■ Stored entries:

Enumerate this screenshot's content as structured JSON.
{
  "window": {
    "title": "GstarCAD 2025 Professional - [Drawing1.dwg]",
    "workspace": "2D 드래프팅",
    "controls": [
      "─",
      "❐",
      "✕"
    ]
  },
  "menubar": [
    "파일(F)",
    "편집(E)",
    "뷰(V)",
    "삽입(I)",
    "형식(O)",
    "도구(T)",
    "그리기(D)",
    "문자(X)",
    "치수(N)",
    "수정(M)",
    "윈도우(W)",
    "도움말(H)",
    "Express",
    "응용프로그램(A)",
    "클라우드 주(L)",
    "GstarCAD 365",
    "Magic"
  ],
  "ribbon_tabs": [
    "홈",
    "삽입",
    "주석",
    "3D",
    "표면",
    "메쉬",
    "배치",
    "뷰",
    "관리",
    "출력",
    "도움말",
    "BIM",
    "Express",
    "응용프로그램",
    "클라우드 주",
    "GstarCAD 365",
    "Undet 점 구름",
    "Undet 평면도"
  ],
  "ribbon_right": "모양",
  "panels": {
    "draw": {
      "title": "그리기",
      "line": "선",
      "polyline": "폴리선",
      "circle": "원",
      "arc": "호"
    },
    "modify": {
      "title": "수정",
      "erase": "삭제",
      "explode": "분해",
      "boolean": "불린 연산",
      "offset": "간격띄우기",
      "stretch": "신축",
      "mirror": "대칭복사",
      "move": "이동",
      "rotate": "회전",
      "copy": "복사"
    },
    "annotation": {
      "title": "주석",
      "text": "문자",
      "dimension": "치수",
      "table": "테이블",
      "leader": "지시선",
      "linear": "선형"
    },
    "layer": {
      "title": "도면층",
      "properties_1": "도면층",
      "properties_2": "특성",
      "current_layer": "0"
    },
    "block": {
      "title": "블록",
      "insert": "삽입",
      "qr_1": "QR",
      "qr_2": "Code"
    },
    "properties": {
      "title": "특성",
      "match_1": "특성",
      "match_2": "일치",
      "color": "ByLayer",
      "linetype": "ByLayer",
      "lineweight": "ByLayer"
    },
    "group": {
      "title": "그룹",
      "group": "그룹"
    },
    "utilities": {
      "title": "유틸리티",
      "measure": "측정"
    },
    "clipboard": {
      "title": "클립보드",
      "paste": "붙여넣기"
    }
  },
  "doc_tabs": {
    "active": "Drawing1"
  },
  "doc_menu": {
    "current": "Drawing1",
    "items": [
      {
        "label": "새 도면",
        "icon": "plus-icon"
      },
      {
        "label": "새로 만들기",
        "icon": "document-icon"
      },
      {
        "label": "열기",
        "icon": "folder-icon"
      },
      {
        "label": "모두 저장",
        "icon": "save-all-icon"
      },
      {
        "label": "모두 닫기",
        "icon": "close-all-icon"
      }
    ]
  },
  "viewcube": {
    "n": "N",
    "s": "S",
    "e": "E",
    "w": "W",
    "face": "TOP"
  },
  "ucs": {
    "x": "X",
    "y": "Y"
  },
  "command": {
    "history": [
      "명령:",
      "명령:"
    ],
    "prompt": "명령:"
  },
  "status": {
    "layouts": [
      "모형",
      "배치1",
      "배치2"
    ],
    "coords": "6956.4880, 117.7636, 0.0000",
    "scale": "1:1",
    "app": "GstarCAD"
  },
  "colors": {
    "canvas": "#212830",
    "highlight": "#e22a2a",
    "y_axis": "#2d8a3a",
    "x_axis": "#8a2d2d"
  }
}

■ What the task asks: From the records above, extract every line exactly as it stands.

■ Complete response:
Enumerate this screenshot's content as structured JSON.
{
  "window": {
    "title": "GstarCAD 2025 Professional - [Drawing1.dwg]",
    "workspace": "2D 드래프팅",
    "controls": [
      "─",
      "❐",
      "✕"
    ]
  },
  "menubar": [
    "파일(F)",
    "편집(E)",
    "뷰(V)",
    "삽입(I)",
    "형식(O)",
    "도구(T)",
    "그리기(D)",
    "문자(X)",
    "치수(N)",
    "수정(M)",
    "윈도우(W)",
    "도움말(H)",
    "Express",
    "응용프로그램(A)",
    "클라우드 주(L)",
    "GstarCAD 365",
    "Magic"
  ],
  "ribbon_tabs": [
    "홈",
    "삽입",
    "주석",
    "3D",
    "표면",
    "메쉬",
    "배치",
    "뷰",
    "관리",
    "출력",
    "도움말",
    "BIM",
    "Express",
    "응용프로그램",
    "클라우드 주",
    "GstarCAD 365",
    "Undet 점 구름",
    "Undet 평면도"
  ],
  "ribbon_right": "모양",
  "panels": {
    "draw": {
      "title": "그리기",
      "line": "선",
      "polyline": "폴리선",
      "circle": "원",
      "arc": "호"
    },
    "modify": {
      "title": "수정",
      "erase": "삭제",
      "explode": "분해",
      "boolean": "불린 연산",
      "offset": "간격띄우기",
      "stretch": "신축",
      "mirror": "대칭복사",
      "move": "이동",
      "rotate": "회전",
      "copy": "복사"
    },
    "annotation": {
      "title": "주석",
      "text": "문자",
      "dimension": "치수",
      "table": "테이블",
      "leader": "지시선",
      "linear": "선형"
    },
    "layer": {
      "title": "도면층",
      "properties_1": "도면층",
      "properties_2": "특성",
      "current_layer": "0"
    },
    "block": {
      "title": "블록",
      "insert": "삽입",
      "qr_1": "QR",
      "qr_2": "Code"
    },
    "properties": {
      "title": "특성",
      "match_1": "특성",
      "match_2": "일치",
      "color": "ByLayer",
      "linetype": "ByLayer",
      "lineweight": "ByLayer"
    },
    "group": {
      "title": "그룹",
      "group": "그룹"
    },
    "utilities": {
      "title": "유틸리티",
      "measure": "측정"
    },
    "clipboard": {
      "title": "클립보드",
      "paste": "붙여넣기"
    }
  },
  "doc_tabs": {
    "active": "Drawing1"
  },
  "doc_menu": {
    "current": "Drawing1",
    "items": [
      {
        "label": "새 도면",
        "icon": "plus-icon"
      },
      {
        "label": "새로 만들기",
        "icon": "document-icon"
      },
      {
        "label": "열기",
        "icon": "folder-icon"
      },
      {
        "label": "모두 저장",
        "icon": "save-all-icon"
      },
      {
        "label": "모두 닫기",
        "icon": "close-all-icon"
      }
    ]
  },
  "viewcube": {
    "n": "N",
    "s": "S",
    "e": "E",
    "w": "W",
    "face": "TOP"
  },
  "ucs": {
    "x": "X",
    "y": "Y"
  },
  "command": {
    "history": [
      "명령:",
      "명령:"
    ],
    "prompt": "명령:"
  },
  "status": {
    "layouts": [
      "모형",
      "배치1",
      "배치2"
    ],
    "coords": "6956.4880, 117.7636, 0.0000",
    "scale": "1:1",
    "app": "GstarCAD"
  },
  "colors": {
    "canvas": "#212830",
    "highlight": "#e22a2a",
    "y_axis": "#2d8a3a",
    "x_axis": "#8a2d2d"
  }
}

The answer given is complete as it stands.